WHAT IS NEEDED
Reproduce the entries exactly.

____ RECORDS SUPPLIED

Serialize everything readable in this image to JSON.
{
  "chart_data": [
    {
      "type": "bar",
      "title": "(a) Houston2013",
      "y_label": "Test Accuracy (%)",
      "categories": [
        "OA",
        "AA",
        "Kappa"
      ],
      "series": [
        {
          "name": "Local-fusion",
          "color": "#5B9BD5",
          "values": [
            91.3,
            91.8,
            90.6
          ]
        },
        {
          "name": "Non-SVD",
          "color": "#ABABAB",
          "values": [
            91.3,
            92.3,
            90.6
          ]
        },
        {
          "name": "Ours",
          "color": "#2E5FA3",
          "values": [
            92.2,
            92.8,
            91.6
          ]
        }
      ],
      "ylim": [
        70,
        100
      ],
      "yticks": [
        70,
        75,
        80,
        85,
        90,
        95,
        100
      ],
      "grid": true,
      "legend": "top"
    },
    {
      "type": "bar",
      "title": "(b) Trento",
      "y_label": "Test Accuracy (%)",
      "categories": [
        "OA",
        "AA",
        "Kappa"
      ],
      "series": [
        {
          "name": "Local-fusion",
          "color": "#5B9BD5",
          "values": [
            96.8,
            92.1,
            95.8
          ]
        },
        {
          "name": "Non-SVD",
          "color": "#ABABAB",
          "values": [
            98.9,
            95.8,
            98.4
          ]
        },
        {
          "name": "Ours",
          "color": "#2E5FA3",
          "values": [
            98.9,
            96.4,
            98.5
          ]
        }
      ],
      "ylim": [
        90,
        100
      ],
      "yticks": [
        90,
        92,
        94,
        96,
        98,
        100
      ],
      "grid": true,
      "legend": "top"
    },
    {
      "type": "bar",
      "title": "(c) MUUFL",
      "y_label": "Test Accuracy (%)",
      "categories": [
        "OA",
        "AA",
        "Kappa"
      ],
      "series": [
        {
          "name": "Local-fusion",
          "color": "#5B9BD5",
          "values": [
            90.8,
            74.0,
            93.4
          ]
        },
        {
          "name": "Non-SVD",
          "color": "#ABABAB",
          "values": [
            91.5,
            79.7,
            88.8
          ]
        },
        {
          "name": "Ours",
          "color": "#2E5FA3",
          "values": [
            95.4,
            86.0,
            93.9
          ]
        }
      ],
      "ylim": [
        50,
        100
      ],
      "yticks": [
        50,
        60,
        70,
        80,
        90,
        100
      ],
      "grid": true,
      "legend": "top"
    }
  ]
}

________

COMPLETE OUTPUT
Serialize everything readable in this image to JSON.
{
  "chart_data": [
    {
      "type": "bar",
      "title": "(a) Houston2013",
      "y_label": "Test Accuracy (%)",
      "categories": [
        "OA",
        "AA",
        "Kappa"
      ],
      "series": [
        {
          "name": "Local-fusion",
          "color": "#5B9BD5",
          "values": [
            91.3,
            91.8,
            90.6
          ]
        },
        {
          "name": "Non-SVD",
          "color": "#ABABAB",
          "values": [
            91.3,
            92.3,
            90.6
          ]
        },
        {
          "name": "Ours",
          "color": "#2E5FA3",
          "values": [
            92.2,
            92.8,
            91.6
          ]
        }
      ],
      "ylim": [
        70,
        100
      ],
      "yticks": [
        70,
        75,
        80,
        85,
        90,
        95,
        100
      ],
      "grid": true,
      "legend": "top"
    },
    {
      "type": "bar",
      "title": "(b) Trento",
      "y_label": "Test Accuracy (%)",
      "categories": [
        "OA",
        "AA",
        "Kappa"
      ],
      "series": [
        {
          "name": "Local-fusion",
          "color": "#5B9BD5",
          "values": [
            96.8,
            92.1,
            95.8
          ]
        },
        {
          "name": "Non-SVD",
          "color": "#ABABAB",
          "values": [
            98.9,
            95.8,
            98.4
          ]
        },
        {
          "name": "Ours",
          "color": "#2E5FA3",
          "values": [
            98.9,
            96.4,
            98.5
          ]
        }
      ],
      "ylim": [
        90,
        100
      ],
      "yticks": [
        90,
        92,
        94,
        96,
        98,
        100
      ],
      "grid": true,
      "legend": "top"
    },
    {
      "type": "bar",
      "title": "(c) MUUFL",
      "y_label": "Test Accuracy (%)",
      "categories": [
        "OA",
        "AA",
        "Kappa"
      ],
      "series": [
        {
          "name": "Local-fusion",
          "color": "#5B9BD5",
          "values": [
            90.8,
            74.0,
            93.4
          ]
        },
        {
          "name": "Non-SVD",
          "color": "#ABABAB",
          "values": [
            91.5,
            79.7,
            88.8
          ]
        },
        {
          "name": "Ours",
          "color": "#2E5FA3",
          "values": [
            95.4,
            86.0,
            93.9
          ]
        }
      ],
      "ylim": [
        50,
        100
      ],
      "yticks": [
        50,
        60,
        70,
        80,
        90,
        100
      ],
      "grid": true,
      "legend": "top"
    }
  ]
}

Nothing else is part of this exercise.